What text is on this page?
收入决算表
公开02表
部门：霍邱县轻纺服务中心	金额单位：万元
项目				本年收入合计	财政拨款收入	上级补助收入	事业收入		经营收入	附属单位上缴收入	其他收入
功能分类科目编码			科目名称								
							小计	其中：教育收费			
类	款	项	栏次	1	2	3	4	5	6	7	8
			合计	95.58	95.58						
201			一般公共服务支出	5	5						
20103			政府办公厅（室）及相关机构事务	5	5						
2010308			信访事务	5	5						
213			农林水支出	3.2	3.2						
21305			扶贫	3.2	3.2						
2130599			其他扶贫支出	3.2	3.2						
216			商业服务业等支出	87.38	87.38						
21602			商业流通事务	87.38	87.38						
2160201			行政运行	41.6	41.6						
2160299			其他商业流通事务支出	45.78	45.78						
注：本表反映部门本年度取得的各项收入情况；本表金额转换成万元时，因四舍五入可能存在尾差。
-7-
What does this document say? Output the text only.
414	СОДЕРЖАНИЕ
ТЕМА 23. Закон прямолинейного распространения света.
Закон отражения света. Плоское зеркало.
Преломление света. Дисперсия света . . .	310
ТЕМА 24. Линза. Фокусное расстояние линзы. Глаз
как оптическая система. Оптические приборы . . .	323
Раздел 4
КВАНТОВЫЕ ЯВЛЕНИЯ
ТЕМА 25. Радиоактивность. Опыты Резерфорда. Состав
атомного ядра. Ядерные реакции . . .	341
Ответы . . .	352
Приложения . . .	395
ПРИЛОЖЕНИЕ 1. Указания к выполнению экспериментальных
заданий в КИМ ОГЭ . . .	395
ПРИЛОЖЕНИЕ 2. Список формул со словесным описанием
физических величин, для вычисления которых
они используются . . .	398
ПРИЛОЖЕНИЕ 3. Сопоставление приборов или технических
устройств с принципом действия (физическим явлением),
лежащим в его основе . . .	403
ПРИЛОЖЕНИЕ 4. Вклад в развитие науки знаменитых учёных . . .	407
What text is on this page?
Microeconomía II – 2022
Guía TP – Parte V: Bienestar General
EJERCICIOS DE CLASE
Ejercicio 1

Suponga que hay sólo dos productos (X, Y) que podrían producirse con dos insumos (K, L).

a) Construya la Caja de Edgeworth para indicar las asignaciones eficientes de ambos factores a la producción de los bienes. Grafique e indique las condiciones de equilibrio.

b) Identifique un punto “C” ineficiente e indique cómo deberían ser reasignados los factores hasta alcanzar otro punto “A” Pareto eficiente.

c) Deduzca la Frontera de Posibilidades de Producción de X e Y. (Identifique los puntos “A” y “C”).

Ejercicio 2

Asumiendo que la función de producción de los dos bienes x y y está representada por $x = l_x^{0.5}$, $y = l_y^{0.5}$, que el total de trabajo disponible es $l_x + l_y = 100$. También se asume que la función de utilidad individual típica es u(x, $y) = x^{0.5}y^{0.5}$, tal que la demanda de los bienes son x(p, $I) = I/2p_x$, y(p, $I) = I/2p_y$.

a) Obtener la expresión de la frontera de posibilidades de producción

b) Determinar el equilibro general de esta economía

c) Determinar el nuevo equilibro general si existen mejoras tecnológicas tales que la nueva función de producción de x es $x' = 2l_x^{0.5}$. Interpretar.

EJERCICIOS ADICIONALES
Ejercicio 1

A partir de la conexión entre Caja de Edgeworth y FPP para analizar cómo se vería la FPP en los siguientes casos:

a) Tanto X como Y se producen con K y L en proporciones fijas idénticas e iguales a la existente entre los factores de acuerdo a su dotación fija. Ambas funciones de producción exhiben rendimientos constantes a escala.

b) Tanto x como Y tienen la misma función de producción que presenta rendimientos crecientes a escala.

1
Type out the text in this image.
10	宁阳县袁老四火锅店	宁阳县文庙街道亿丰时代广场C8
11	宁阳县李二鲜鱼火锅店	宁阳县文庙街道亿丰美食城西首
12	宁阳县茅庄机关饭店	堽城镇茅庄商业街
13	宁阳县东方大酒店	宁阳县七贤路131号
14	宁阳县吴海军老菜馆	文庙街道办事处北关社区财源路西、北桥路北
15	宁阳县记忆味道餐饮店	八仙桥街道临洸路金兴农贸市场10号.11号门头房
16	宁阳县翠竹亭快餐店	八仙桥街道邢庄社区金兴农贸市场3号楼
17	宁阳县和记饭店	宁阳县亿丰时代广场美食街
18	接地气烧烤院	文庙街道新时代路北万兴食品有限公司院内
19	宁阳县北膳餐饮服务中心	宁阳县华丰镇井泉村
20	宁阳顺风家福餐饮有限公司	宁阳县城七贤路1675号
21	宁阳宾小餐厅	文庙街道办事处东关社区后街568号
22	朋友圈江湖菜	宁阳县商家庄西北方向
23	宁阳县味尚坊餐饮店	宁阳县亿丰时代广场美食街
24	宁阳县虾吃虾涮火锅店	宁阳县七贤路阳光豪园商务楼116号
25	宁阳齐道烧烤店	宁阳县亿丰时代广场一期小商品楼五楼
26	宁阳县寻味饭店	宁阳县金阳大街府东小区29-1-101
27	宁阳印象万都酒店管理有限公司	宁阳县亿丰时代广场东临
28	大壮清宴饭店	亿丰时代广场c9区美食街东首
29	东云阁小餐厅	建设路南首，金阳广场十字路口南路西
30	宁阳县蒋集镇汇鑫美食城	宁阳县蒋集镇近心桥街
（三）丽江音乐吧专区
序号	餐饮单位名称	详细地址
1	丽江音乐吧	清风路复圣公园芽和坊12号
= = =
Some lines of the data above may hold the word "indique"; report how many do, and nothing else.

2